Direction: Show, in full, each line of the data that contains "this".

Material provided:
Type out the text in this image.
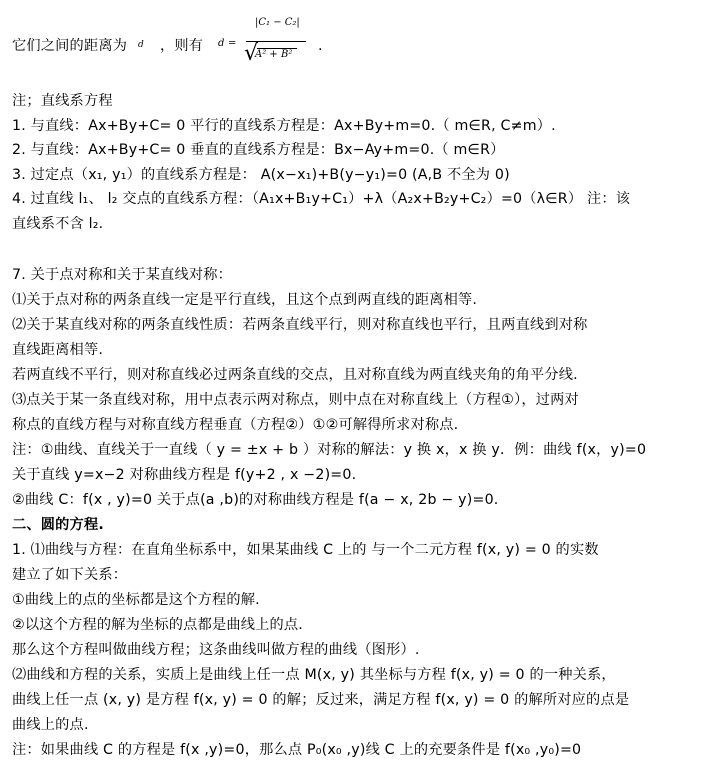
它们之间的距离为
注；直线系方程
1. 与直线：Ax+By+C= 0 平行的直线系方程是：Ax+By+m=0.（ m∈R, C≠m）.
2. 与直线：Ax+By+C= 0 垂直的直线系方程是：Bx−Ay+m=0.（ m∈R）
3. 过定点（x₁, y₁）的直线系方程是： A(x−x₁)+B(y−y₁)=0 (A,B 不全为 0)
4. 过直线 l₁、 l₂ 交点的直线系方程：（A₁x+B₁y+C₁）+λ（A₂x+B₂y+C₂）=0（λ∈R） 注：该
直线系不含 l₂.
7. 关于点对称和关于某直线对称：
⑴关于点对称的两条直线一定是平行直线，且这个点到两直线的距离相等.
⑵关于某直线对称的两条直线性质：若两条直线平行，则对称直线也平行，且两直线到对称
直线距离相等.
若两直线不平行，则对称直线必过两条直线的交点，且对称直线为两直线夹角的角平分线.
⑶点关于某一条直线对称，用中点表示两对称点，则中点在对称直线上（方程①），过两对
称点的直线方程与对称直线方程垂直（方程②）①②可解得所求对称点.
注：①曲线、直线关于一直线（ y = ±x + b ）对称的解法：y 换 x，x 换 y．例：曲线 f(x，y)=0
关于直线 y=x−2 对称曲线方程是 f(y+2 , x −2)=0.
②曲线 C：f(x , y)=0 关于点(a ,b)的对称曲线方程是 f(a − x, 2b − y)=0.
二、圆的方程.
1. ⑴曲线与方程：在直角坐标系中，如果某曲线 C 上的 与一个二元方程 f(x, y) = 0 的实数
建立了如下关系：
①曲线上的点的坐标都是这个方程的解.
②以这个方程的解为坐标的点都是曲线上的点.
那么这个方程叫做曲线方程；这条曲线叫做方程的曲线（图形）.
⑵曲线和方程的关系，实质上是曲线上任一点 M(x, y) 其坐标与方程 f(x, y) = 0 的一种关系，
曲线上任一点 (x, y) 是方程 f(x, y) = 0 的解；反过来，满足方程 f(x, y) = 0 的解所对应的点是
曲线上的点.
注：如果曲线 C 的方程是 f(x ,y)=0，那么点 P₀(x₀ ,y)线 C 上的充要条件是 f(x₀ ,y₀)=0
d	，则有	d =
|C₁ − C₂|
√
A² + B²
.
---
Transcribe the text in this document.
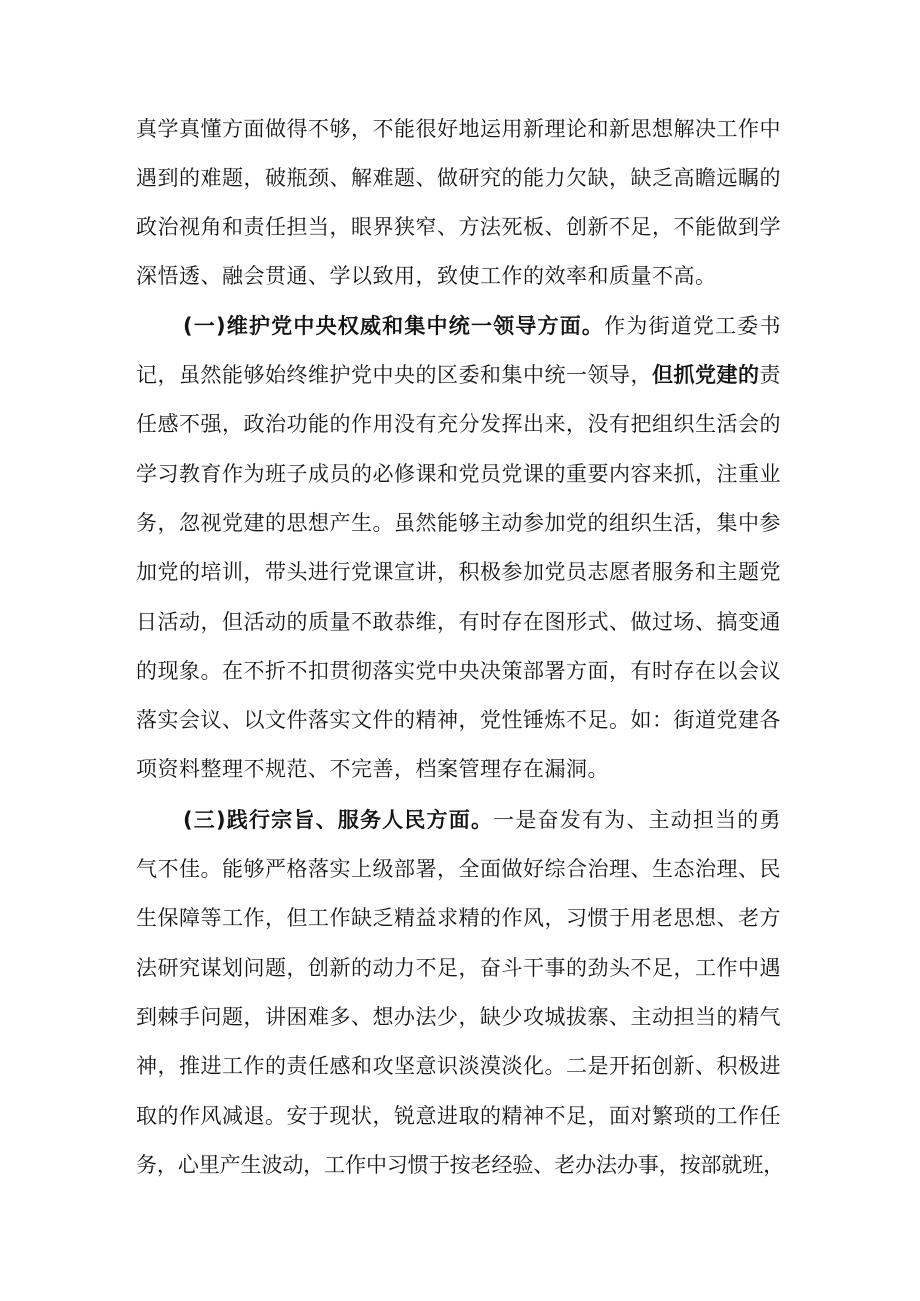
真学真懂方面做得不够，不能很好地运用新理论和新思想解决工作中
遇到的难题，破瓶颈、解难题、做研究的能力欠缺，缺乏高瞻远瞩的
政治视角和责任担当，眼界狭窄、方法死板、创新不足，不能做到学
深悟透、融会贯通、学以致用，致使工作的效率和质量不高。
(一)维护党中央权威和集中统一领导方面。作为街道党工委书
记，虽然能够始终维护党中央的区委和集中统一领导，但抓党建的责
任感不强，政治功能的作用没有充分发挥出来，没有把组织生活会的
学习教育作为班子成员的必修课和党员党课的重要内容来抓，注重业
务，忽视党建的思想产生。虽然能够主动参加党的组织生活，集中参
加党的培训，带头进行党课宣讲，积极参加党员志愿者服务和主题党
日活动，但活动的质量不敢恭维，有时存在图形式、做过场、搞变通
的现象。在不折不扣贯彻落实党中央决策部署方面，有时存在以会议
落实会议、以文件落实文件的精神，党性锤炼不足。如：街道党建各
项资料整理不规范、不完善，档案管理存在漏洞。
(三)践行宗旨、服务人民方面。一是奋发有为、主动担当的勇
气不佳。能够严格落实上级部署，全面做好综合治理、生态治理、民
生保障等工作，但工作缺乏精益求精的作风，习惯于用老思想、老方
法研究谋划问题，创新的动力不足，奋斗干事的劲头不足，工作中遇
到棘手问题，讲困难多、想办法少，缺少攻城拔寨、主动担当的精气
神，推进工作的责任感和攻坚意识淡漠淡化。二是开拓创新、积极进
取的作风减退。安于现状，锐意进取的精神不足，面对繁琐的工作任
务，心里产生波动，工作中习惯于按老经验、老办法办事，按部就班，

Problem solution:
Type out the text in this image.
Transcribe the text in this document.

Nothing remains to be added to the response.